[Input for this task]
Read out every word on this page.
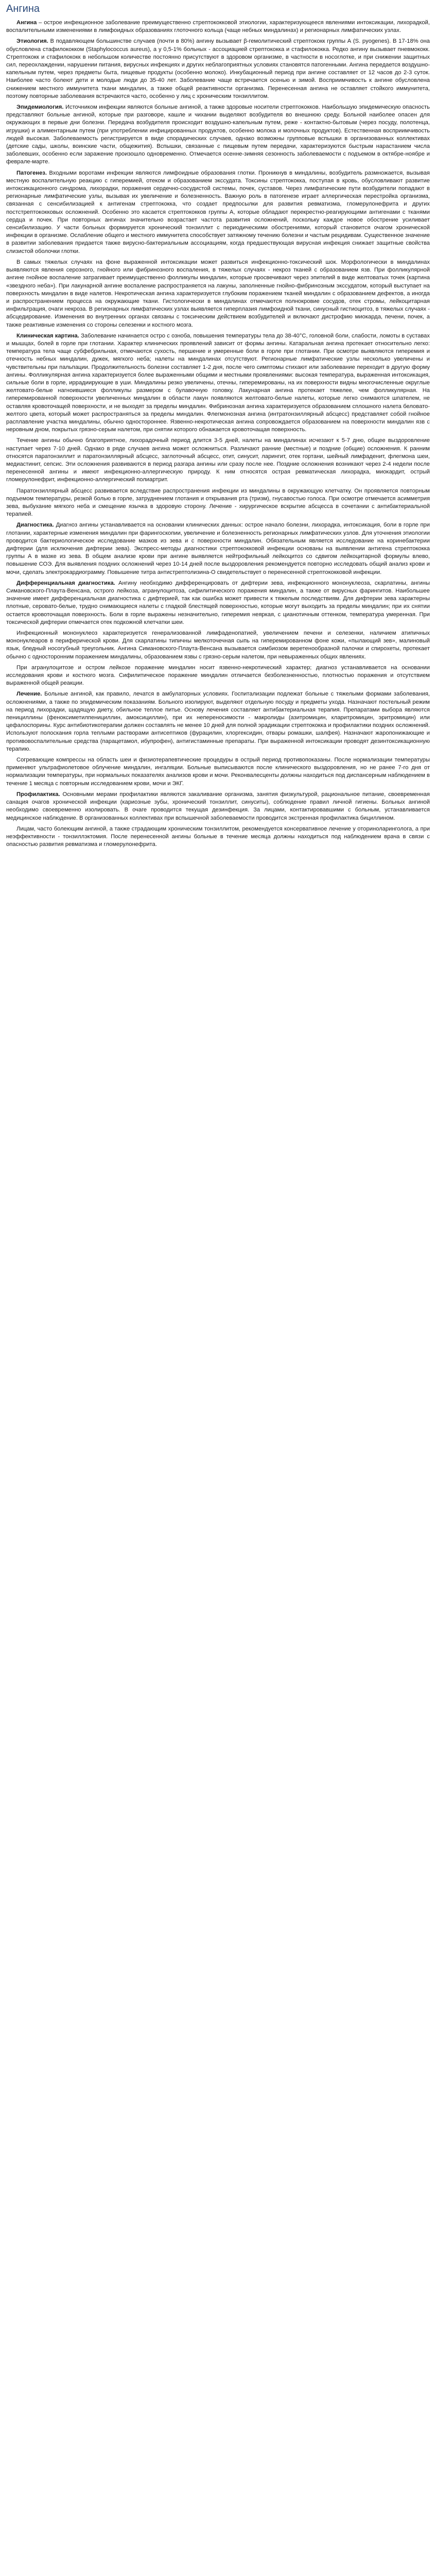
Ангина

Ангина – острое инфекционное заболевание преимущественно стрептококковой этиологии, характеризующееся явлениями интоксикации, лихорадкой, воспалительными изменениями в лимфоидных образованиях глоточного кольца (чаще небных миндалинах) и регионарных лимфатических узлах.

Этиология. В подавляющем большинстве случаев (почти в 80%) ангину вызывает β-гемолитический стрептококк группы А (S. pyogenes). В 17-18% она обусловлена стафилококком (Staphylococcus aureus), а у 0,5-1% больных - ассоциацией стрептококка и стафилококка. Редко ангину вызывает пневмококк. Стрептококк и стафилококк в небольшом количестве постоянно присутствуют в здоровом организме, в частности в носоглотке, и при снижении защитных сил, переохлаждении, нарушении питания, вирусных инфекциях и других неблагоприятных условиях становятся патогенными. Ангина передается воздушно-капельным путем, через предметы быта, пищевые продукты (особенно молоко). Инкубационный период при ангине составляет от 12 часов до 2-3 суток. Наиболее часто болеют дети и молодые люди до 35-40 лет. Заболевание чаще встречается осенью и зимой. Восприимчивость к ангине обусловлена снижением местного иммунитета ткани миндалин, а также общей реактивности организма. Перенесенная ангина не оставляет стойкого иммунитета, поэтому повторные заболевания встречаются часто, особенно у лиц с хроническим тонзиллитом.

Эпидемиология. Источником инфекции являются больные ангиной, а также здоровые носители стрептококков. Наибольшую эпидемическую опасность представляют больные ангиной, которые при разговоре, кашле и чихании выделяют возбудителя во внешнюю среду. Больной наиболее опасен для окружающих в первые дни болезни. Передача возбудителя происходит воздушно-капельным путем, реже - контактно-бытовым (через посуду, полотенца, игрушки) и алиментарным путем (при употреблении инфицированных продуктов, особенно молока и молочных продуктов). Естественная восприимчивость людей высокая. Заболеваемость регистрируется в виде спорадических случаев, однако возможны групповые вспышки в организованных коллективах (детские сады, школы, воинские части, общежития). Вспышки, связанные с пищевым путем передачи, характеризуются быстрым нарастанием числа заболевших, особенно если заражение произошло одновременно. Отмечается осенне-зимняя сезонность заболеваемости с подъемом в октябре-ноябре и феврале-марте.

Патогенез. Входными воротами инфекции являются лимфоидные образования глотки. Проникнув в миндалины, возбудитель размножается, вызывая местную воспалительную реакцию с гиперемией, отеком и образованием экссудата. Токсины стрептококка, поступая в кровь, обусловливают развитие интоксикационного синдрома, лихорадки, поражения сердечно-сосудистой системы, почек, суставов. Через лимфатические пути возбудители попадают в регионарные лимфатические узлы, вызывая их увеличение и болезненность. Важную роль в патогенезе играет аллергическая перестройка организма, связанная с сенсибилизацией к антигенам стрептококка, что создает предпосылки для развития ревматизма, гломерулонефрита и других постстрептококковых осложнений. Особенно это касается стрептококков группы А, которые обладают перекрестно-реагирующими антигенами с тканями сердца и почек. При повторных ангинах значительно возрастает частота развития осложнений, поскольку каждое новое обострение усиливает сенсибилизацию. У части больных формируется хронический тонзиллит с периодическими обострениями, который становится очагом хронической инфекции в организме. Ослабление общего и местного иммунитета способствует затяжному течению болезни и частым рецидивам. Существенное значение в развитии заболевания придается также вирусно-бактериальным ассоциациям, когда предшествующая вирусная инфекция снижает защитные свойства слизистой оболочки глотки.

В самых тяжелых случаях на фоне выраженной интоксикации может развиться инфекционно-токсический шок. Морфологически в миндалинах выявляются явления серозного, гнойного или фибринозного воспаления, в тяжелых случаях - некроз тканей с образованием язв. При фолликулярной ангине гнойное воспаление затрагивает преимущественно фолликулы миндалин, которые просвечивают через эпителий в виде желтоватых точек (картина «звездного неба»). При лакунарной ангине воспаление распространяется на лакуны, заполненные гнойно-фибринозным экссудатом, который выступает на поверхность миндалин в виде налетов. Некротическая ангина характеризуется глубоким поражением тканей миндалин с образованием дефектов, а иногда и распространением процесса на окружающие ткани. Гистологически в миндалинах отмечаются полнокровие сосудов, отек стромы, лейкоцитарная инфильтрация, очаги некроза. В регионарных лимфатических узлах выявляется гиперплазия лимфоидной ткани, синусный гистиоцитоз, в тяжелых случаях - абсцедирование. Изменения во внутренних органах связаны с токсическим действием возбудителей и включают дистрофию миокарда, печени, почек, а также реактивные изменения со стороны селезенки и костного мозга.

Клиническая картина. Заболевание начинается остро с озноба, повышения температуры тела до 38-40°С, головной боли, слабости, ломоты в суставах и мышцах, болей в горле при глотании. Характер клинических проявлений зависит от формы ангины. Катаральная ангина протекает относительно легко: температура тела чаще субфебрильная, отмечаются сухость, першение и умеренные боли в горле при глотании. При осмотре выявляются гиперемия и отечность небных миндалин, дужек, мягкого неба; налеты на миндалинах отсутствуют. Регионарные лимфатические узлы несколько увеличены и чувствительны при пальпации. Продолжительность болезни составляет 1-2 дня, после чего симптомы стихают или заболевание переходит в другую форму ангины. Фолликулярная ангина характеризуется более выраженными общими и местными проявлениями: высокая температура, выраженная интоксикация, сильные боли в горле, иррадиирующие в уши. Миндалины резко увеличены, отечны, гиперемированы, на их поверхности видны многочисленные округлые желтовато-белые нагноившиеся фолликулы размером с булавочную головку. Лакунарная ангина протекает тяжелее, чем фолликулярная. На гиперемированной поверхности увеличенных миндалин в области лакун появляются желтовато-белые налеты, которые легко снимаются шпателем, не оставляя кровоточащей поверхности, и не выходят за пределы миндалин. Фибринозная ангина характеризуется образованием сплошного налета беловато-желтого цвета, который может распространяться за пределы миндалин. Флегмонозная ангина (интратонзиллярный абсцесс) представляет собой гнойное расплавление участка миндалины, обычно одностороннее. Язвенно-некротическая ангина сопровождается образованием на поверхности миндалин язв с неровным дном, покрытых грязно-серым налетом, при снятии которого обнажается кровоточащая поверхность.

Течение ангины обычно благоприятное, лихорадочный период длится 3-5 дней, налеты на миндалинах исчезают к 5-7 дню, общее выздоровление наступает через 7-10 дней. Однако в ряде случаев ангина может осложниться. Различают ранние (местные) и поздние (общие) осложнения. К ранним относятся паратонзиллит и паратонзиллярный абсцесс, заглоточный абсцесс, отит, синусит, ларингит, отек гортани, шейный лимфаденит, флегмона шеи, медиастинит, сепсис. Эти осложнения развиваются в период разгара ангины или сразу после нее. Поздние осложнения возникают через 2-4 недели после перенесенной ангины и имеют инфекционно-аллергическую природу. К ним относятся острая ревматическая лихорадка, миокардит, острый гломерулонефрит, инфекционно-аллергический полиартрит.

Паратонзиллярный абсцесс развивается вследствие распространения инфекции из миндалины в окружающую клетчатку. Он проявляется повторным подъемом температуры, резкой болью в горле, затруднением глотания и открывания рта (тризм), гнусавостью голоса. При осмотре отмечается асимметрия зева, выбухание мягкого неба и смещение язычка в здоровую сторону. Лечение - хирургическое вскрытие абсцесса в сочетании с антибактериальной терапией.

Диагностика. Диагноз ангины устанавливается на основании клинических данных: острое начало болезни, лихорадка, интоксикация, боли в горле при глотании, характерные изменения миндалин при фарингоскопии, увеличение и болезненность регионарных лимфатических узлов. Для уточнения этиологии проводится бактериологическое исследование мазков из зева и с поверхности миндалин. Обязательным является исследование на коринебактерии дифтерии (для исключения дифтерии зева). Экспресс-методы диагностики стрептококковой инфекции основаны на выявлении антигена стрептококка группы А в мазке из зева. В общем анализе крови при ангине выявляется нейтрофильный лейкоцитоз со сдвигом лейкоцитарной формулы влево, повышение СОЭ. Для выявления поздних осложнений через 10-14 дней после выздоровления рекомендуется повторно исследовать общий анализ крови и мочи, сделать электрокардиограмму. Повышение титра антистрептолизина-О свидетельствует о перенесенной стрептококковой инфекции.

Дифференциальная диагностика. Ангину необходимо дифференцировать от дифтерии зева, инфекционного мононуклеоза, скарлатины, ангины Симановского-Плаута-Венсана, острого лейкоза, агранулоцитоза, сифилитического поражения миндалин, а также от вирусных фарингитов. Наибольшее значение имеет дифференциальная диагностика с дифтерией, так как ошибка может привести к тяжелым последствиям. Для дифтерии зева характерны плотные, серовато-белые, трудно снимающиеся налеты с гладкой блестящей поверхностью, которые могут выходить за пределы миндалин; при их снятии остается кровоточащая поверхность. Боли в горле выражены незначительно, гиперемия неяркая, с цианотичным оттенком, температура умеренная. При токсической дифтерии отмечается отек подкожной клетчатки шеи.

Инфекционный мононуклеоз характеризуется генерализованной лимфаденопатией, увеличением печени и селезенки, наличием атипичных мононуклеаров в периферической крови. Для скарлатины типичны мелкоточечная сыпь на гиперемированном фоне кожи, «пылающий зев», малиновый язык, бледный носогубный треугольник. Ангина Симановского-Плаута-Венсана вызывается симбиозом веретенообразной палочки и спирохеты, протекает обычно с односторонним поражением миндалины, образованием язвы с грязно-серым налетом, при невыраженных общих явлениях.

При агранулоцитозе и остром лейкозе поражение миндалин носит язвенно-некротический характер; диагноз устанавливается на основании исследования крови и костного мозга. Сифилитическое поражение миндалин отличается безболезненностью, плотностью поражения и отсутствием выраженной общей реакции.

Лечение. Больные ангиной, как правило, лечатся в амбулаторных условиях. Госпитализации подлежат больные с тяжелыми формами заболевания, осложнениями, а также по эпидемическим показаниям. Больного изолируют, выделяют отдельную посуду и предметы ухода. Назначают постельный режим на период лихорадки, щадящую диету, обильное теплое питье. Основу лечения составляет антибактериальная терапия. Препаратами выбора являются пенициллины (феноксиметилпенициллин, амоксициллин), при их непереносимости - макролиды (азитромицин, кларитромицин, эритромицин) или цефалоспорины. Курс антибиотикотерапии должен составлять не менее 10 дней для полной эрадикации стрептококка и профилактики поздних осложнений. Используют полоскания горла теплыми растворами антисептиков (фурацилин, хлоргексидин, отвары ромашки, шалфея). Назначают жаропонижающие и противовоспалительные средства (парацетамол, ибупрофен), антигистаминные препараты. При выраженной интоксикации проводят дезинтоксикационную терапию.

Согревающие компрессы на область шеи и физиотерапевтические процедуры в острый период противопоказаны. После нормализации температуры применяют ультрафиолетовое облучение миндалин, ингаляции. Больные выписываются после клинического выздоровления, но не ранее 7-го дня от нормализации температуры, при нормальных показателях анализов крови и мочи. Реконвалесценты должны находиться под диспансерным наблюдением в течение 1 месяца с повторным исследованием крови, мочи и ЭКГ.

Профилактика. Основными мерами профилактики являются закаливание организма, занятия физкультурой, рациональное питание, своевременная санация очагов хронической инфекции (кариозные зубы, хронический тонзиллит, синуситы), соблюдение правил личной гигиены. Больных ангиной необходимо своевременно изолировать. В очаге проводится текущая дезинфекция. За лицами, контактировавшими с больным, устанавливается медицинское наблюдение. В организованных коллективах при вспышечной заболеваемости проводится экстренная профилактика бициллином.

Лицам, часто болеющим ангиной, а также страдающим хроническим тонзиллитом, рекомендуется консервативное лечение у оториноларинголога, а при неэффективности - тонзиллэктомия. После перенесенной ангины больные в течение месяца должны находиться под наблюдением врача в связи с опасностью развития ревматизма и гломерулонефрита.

---

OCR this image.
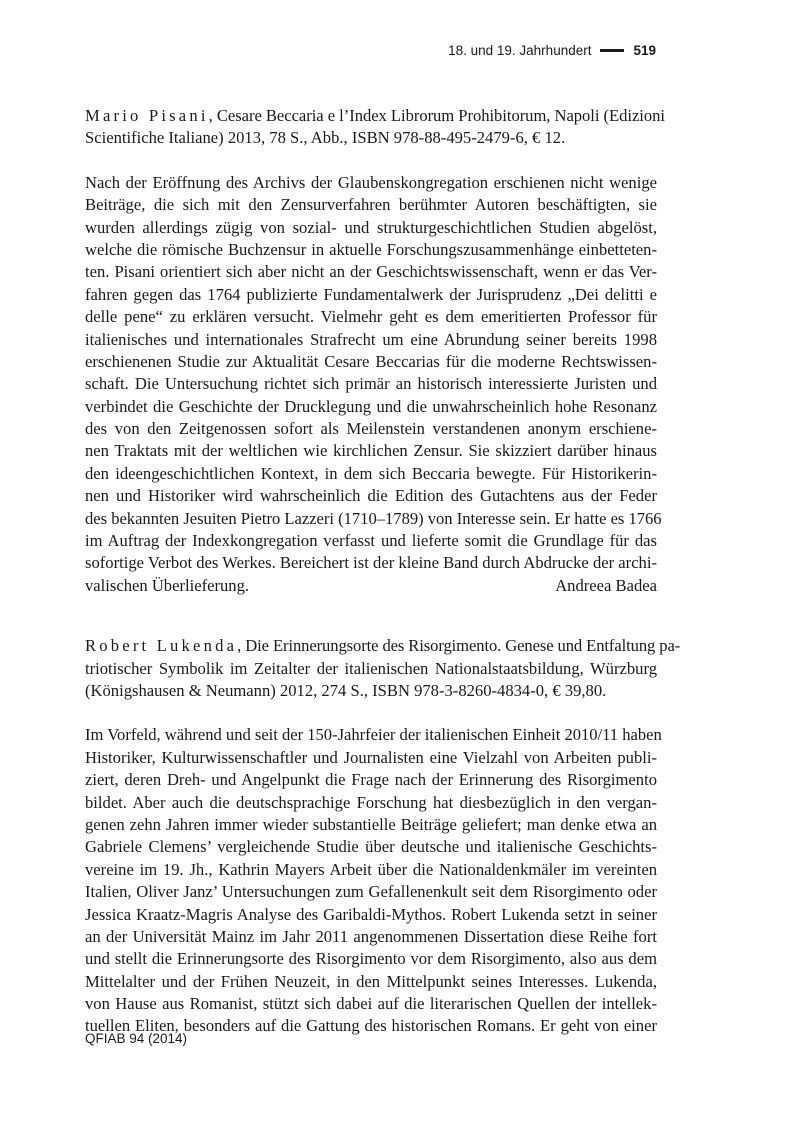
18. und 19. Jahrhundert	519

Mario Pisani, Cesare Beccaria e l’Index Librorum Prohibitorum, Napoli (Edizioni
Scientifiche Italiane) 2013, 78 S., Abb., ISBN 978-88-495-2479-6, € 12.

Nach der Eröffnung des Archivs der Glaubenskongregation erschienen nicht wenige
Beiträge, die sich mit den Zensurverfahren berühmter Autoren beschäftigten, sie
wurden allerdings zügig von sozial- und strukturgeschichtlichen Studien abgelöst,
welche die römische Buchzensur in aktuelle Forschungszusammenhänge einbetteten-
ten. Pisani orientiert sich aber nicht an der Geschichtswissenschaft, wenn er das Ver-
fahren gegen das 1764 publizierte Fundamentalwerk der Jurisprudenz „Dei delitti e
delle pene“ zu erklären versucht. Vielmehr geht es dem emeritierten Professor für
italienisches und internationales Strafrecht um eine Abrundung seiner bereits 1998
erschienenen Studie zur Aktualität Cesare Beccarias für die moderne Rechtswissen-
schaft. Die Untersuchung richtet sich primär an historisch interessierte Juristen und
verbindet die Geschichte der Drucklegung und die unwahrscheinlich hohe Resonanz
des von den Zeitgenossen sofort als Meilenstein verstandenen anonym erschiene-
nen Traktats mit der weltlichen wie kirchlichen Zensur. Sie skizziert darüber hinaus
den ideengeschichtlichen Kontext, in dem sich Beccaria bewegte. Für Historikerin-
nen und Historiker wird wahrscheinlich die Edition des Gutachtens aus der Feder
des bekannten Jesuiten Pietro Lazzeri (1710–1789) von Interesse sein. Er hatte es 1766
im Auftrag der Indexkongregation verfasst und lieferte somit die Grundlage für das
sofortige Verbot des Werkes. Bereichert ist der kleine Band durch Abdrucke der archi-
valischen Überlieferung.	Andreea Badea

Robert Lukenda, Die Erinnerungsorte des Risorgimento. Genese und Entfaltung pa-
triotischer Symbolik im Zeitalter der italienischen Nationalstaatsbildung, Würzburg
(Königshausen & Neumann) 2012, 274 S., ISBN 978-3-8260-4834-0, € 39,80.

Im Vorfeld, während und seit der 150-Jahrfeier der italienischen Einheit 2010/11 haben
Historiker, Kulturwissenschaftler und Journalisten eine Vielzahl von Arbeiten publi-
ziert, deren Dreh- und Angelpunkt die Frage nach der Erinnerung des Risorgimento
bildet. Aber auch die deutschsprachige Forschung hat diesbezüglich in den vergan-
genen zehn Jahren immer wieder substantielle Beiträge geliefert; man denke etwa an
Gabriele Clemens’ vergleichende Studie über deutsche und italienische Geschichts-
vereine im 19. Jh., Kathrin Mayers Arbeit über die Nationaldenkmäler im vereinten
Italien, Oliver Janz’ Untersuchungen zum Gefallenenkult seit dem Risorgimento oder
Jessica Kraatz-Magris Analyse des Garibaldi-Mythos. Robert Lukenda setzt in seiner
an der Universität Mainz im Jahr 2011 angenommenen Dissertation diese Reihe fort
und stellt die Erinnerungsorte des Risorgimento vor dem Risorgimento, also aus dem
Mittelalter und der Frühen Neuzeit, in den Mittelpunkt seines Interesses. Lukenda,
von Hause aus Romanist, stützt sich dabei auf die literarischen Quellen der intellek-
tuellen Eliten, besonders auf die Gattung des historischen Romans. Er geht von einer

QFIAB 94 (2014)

[What you should do]
Show all lines from the entries that hold "ISBN".

[Answer for this exercise]
Scientifiche Italiane) 2013, 78 S., Abb., ISBN 978-88-495-2479-6, € 12.
(Königshausen & Neumann) 2012, 274 S., ISBN 978-3-8260-4834-0, € 39,80.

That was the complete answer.